• [Written request] Copy each entry as it stands, leaving nothing out.

• [Records for this exercise]

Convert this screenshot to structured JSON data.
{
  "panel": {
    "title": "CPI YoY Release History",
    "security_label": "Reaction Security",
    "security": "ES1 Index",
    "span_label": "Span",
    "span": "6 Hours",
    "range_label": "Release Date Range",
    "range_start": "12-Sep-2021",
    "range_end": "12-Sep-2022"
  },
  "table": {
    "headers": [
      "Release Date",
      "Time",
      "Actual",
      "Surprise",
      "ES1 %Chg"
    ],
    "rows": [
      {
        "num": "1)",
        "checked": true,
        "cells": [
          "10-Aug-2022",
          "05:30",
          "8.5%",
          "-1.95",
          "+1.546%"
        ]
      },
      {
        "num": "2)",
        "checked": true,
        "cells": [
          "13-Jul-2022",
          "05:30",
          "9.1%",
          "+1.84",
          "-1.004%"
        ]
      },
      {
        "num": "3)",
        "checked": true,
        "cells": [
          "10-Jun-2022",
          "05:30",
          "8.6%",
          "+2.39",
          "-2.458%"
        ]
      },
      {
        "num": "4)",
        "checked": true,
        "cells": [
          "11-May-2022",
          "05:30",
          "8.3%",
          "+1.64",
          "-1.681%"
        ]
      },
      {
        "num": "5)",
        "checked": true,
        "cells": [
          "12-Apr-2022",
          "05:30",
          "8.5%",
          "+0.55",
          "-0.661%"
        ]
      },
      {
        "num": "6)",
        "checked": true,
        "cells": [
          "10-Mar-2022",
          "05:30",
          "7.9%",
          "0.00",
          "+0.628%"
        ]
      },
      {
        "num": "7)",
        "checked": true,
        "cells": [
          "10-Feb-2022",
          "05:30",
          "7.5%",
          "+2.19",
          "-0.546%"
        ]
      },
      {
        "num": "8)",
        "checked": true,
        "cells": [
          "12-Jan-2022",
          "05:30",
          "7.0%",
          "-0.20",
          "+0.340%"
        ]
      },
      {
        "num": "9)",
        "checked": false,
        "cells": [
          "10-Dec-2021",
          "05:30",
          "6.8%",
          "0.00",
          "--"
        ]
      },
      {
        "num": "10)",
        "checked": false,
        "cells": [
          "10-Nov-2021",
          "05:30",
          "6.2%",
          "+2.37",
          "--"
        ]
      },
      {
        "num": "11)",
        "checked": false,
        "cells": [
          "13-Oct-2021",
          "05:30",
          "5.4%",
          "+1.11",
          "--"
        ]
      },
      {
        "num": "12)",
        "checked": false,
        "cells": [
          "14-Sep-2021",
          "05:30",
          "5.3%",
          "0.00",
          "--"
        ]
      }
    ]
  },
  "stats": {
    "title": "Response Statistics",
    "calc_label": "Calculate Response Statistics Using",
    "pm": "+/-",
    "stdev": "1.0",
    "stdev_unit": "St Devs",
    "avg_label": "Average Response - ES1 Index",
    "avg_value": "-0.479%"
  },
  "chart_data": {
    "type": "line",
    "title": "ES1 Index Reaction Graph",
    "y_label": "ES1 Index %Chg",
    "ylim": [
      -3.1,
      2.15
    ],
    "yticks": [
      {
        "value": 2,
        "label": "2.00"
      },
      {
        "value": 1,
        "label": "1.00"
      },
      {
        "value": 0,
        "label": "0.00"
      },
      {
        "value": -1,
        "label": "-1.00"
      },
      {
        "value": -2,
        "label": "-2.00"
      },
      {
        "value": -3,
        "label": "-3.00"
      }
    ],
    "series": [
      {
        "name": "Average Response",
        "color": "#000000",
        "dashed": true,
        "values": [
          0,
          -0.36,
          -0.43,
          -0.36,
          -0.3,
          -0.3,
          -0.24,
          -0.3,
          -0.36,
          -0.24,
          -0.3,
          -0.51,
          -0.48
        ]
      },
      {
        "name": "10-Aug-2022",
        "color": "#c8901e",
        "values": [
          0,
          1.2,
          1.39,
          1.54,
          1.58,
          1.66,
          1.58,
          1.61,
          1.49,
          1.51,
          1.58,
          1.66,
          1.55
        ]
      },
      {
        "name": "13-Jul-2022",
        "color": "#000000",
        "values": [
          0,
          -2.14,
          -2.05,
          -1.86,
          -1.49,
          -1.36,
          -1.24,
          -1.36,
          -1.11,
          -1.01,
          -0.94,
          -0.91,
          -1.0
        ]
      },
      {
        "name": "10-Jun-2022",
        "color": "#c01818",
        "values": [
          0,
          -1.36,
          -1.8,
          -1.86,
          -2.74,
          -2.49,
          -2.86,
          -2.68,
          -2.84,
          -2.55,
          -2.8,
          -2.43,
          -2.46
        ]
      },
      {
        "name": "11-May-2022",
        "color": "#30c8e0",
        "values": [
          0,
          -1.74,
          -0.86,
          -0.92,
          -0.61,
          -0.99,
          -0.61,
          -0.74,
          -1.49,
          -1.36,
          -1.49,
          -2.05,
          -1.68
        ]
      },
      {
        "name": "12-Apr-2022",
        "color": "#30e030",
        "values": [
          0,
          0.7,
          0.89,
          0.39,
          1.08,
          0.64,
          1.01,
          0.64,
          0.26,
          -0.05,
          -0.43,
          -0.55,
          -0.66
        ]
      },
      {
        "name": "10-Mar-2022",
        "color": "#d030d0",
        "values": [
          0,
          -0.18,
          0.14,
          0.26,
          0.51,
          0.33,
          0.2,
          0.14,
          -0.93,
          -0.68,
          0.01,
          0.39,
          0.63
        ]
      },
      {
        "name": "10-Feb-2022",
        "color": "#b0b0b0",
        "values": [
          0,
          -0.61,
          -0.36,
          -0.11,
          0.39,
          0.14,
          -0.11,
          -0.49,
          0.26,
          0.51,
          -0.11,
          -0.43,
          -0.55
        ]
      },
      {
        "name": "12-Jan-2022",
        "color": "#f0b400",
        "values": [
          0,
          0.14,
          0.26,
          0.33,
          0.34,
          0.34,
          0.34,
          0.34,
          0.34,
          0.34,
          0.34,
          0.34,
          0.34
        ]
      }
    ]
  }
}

• [Written response]
Convert this screenshot to structured JSON data.
{
  "panel": {
    "title": "CPI YoY Release History",
    "security_label": "Reaction Security",
    "security": "ES1 Index",
    "span_label": "Span",
    "span": "6 Hours",
    "range_label": "Release Date Range",
    "range_start": "12-Sep-2021",
    "range_end": "12-Sep-2022"
  },
  "table": {
    "headers": [
      "Release Date",
      "Time",
      "Actual",
      "Surprise",
      "ES1 %Chg"
    ],
    "rows": [
      {
        "num": "1)",
        "checked": true,
        "cells": [
          "10-Aug-2022",
          "05:30",
          "8.5%",
          "-1.95",
          "+1.546%"
        ]
      },
      {
        "num": "2)",
        "checked": true,
        "cells": [
          "13-Jul-2022",
          "05:30",
          "9.1%",
          "+1.84",
          "-1.004%"
        ]
      },
      {
        "num": "3)",
        "checked": true,
        "cells": [
          "10-Jun-2022",
          "05:30",
          "8.6%",
          "+2.39",
          "-2.458%"
        ]
      },
      {
        "num": "4)",
        "checked": true,
        "cells": [
          "11-May-2022",
          "05:30",
          "8.3%",
          "+1.64",
          "-1.681%"
        ]
      },
      {
        "num": "5)",
        "checked": true,
        "cells": [
          "12-Apr-2022",
          "05:30",
          "8.5%",
          "+0.55",
          "-0.661%"
        ]
      },
      {
        "num": "6)",
        "checked": true,
        "cells": [
          "10-Mar-2022",
          "05:30",
          "7.9%",
          "0.00",
          "+0.628%"
        ]
      },
      {
        "num": "7)",
        "checked": true,
        "cells": [
          "10-Feb-2022",
          "05:30",
          "7.5%",
          "+2.19",
          "-0.546%"
        ]
      },
      {
        "num": "8)",
        "checked": true,
        "cells": [
          "12-Jan-2022",
          "05:30",
          "7.0%",
          "-0.20",
          "+0.340%"
        ]
      },
      {
        "num": "9)",
        "checked": false,
        "cells": [
          "10-Dec-2021",
          "05:30",
          "6.8%",
          "0.00",
          "--"
        ]
      },
      {
        "num": "10)",
        "checked": false,
        "cells": [
          "10-Nov-2021",
          "05:30",
          "6.2%",
          "+2.37",
          "--"
        ]
      },
      {
        "num": "11)",
        "checked": false,
        "cells": [
          "13-Oct-2021",
          "05:30",
          "5.4%",
          "+1.11",
          "--"
        ]
      },
      {
        "num": "12)",
        "checked": false,
        "cells": [
          "14-Sep-2021",
          "05:30",
          "5.3%",
          "0.00",
          "--"
        ]
      }
    ]
  },
  "stats": {
    "title": "Response Statistics",
    "calc_label": "Calculate Response Statistics Using",
    "pm": "+/-",
    "stdev": "1.0",
    "stdev_unit": "St Devs",
    "avg_label": "Average Response - ES1 Index",
    "avg_value": "-0.479%"
  },
  "chart_data": {
    "type": "line",
    "title": "ES1 Index Reaction Graph",
    "y_label": "ES1 Index %Chg",
    "ylim": [
      -3.1,
      2.15
    ],
    "yticks": [
      {
        "value": 2,
        "label": "2.00"
      },
      {
        "value": 1,
        "label": "1.00"
      },
      {
        "value": 0,
        "label": "0.00"
      },
      {
        "value": -1,
        "label": "-1.00"
      },
      {
        "value": -2,
        "label": "-2.00"
      },
      {
        "value": -3,
        "label": "-3.00"
      }
    ],
    "series": [
      {
        "name": "Average Response",
        "color": "#000000",
        "dashed": true,
        "values": [
          0,
          -0.36,
          -0.43,
          -0.36,
          -0.3,
          -0.3,
          -0.24,
          -0.3,
          -0.36,
          -0.24,
          -0.3,
          -0.51,
          -0.48
        ]
      },
      {
        "name": "10-Aug-2022",
        "color": "#c8901e",
        "values": [
          0,
          1.2,
          1.39,
          1.54,
          1.58,
          1.66,
          1.58,
          1.61,
          1.49,
          1.51,
          1.58,
          1.66,
          1.55
        ]
      },
      {
        "name": "13-Jul-2022",
        "color": "#000000",
        "values": [
          0,
          -2.14,
          -2.05,
          -1.86,
          -1.49,
          -1.36,
          -1.24,
          -1.36,
          -1.11,
          -1.01,
          -0.94,
          -0.91,
          -1.0
        ]
      },
      {
        "name": "10-Jun-2022",
        "color": "#c01818",
        "values": [
          0,
          -1.36,
          -1.8,
          -1.86,
          -2.74,
          -2.49,
          -2.86,
          -2.68,
          -2.84,
          -2.55,
          -2.8,
          -2.43,
          -2.46
        ]
      },
      {
        "name": "11-May-2022",
        "color": "#30c8e0",
        "values": [
          0,
          -1.74,
          -0.86,
          -0.92,
          -0.61,
          -0.99,
          -0.61,
          -0.74,
          -1.49,
          -1.36,
          -1.49,
          -2.05,
          -1.68
        ]
      },
      {
        "name": "12-Apr-2022",
        "color": "#30e030",
        "values": [
          0,
          0.7,
          0.89,
          0.39,
          1.08,
          0.64,
          1.01,
          0.64,
          0.26,
          -0.05,
          -0.43,
          -0.55,
          -0.66
        ]
      },
      {
        "name": "10-Mar-2022",
        "color": "#d030d0",
        "values": [
          0,
          -0.18,
          0.14,
          0.26,
          0.51,
          0.33,
          0.2,
          0.14,
          -0.93,
          -0.68,
          0.01,
          0.39,
          0.63
        ]
      },
      {
        "name": "10-Feb-2022",
        "color": "#b0b0b0",
        "values": [
          0,
          -0.61,
          -0.36,
          -0.11,
          0.39,
          0.14,
          -0.11,
          -0.49,
          0.26,
          0.51,
          -0.11,
          -0.43,
          -0.55
        ]
      },
      {
        "name": "12-Jan-2022",
        "color": "#f0b400",
        "values": [
          0,
          0.14,
          0.26,
          0.33,
          0.34,
          0.34,
          0.34,
          0.34,
          0.34,
          0.34,
          0.34,
          0.34,
          0.34
        ]
      }
    ]
  }
}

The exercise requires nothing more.